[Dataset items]
○ ○ ○

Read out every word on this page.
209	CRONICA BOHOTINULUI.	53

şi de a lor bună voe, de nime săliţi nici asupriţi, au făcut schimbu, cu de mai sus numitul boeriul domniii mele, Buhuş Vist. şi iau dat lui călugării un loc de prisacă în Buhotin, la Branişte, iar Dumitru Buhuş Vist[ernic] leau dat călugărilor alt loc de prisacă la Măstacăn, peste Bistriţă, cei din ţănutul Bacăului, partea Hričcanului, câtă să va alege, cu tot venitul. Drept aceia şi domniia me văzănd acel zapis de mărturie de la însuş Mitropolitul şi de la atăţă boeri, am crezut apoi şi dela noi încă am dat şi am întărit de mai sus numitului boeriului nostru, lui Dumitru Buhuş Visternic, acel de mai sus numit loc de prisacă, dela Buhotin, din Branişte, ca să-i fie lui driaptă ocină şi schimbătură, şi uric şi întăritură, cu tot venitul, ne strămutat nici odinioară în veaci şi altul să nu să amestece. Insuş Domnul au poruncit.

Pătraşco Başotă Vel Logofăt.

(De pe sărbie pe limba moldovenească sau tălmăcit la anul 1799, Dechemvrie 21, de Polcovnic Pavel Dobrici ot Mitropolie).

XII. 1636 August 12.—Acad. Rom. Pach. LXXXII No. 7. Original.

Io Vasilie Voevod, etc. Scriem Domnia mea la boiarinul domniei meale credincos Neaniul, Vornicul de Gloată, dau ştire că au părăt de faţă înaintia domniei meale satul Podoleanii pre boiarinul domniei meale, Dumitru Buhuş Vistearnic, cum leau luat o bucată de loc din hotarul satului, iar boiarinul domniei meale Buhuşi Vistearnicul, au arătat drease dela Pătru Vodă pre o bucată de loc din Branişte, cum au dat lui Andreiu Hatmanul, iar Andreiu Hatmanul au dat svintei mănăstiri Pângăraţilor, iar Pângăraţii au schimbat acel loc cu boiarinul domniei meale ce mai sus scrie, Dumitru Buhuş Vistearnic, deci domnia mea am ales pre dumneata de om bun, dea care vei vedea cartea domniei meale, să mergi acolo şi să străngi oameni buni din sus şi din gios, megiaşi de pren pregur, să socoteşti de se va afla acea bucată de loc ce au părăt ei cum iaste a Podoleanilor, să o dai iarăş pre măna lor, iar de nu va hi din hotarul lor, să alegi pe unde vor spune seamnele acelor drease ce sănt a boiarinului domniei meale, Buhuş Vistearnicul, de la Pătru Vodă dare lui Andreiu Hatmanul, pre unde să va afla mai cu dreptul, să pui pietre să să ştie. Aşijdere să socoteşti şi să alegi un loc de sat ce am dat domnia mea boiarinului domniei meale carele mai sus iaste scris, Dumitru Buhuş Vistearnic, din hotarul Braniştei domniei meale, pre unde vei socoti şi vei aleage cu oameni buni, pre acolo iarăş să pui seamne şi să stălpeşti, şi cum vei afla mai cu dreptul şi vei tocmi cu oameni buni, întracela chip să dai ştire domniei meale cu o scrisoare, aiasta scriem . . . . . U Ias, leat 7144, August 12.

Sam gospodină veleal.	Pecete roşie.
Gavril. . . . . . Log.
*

○ ○ ○

Task objective => Output all of the data again, exactly.

Finished task =>
Read out every word on this page.
209	CRONICA BOHOTINULUI.	53

şi de a lor bună voe, de nime săliţi nici asupriţi, au făcut schimbu, cu de mai sus numitul boeriul domniii mele, Buhuş Vist. şi iau dat lui călugării un loc de prisacă în Buhotin, la Branişte, iar Dumitru Buhuş Vist[ernic] leau dat călugărilor alt loc de prisacă la Măstacăn, peste Bistriţă, cei din ţănutul Bacăului, partea Hričcanului, câtă să va alege, cu tot venitul. Drept aceia şi domniia me văzănd acel zapis de mărturie de la însuş Mitropolitul şi de la atăţă boeri, am crezut apoi şi dela noi încă am dat şi am întărit de mai sus numitului boeriului nostru, lui Dumitru Buhuş Visternic, acel de mai sus numit loc de prisacă, dela Buhotin, din Branişte, ca să-i fie lui driaptă ocină şi schimbătură, şi uric şi întăritură, cu tot venitul, ne strămutat nici odinioară în veaci şi altul să nu să amestece. Insuş Domnul au poruncit.

Pătraşco Başotă Vel Logofăt.

(De pe sărbie pe limba moldovenească sau tălmăcit la anul 1799, Dechemvrie 21, de Polcovnic Pavel Dobrici ot Mitropolie).

XII. 1636 August 12.—Acad. Rom. Pach. LXXXII No. 7. Original.

Io Vasilie Voevod, etc. Scriem Domnia mea la boiarinul domniei meale credincos Neaniul, Vornicul de Gloată, dau ştire că au părăt de faţă înaintia domniei meale satul Podoleanii pre boiarinul domniei meale, Dumitru Buhuş Vistearnic, cum leau luat o bucată de loc din hotarul satului, iar boiarinul domniei meale Buhuşi Vistearnicul, au arătat drease dela Pătru Vodă pre o bucată de loc din Branişte, cum au dat lui Andreiu Hatmanul, iar Andreiu Hatmanul au dat svintei mănăstiri Pângăraţilor, iar Pângăraţii au schimbat acel loc cu boiarinul domniei meale ce mai sus scrie, Dumitru Buhuş Vistearnic, deci domnia mea am ales pre dumneata de om bun, dea care vei vedea cartea domniei meale, să mergi acolo şi să străngi oameni buni din sus şi din gios, megiaşi de pren pregur, să socoteşti de se va afla acea bucată de loc ce au părăt ei cum iaste a Podoleanilor, să o dai iarăş pre măna lor, iar de nu va hi din hotarul lor, să alegi pe unde vor spune seamnele acelor drease ce sănt a boiarinului domniei meale, Buhuş Vistearnicul, de la Pătru Vodă dare lui Andreiu Hatmanul, pre unde să va afla mai cu dreptul, să pui pietre să să ştie. Aşijdere să socoteşti şi să alegi un loc de sat ce am dat domnia mea boiarinului domniei meale carele mai sus iaste scris, Dumitru Buhuş Vistearnic, din hotarul Braniştei domniei meale, pre unde vei socoti şi vei aleage cu oameni buni, pre acolo iarăş să pui seamne şi să stălpeşti, şi cum vei afla mai cu dreptul şi vei tocmi cu oameni buni, întracela chip să dai ştire domniei meale cu o scrisoare, aiasta scriem . . . . . U Ias, leat 7144, August 12.

Sam gospodină veleal.	Pecete roşie.
Gavril. . . . . . Log.
*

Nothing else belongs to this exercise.